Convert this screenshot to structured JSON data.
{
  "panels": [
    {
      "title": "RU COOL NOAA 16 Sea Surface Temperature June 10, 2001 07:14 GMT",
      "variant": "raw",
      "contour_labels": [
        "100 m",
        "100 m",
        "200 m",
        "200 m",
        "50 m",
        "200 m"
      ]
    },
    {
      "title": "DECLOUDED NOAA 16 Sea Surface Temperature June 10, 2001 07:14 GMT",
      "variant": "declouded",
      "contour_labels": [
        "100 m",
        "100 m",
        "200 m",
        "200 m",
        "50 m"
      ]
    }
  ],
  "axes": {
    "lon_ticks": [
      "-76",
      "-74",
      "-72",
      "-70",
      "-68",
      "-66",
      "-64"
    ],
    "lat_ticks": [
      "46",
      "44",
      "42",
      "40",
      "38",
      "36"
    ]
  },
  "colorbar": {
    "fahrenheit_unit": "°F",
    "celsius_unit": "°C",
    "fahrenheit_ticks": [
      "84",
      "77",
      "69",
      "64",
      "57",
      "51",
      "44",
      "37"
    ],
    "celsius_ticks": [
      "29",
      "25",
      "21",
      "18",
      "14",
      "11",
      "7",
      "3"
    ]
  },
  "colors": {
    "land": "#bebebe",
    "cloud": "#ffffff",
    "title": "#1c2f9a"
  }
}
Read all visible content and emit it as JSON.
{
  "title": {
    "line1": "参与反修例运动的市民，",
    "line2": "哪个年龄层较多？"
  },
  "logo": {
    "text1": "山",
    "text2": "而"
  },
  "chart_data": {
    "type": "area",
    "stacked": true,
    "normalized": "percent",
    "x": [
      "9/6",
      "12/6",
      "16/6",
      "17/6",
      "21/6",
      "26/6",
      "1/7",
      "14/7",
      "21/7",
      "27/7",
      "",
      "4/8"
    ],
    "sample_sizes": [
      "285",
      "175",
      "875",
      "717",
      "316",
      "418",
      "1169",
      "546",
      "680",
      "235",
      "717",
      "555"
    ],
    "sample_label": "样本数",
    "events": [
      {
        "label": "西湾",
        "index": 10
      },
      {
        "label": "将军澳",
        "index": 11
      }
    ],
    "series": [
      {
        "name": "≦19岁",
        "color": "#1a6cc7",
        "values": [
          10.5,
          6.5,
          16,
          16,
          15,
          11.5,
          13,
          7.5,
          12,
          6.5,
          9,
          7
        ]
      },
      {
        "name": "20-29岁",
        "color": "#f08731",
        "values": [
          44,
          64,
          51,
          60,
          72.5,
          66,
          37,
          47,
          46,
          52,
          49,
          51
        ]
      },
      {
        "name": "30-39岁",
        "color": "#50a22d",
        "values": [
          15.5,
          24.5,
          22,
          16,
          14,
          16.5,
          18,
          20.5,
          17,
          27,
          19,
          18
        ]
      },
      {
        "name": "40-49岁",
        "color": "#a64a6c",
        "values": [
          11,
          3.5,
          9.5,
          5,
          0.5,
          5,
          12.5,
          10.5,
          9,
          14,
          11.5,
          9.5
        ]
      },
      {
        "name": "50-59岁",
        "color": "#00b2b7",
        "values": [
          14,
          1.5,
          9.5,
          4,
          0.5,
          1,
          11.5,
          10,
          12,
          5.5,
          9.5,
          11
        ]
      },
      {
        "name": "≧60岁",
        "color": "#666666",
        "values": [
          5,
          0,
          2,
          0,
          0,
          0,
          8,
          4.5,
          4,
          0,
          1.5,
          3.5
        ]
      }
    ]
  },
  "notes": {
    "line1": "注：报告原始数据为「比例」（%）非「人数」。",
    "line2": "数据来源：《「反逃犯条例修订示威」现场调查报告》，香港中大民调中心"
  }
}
□ □ □ □ □ □ □
◆ **Task statement**
State the number of lines above that hold the string "title", with nothing added.

◆ **Reply**
4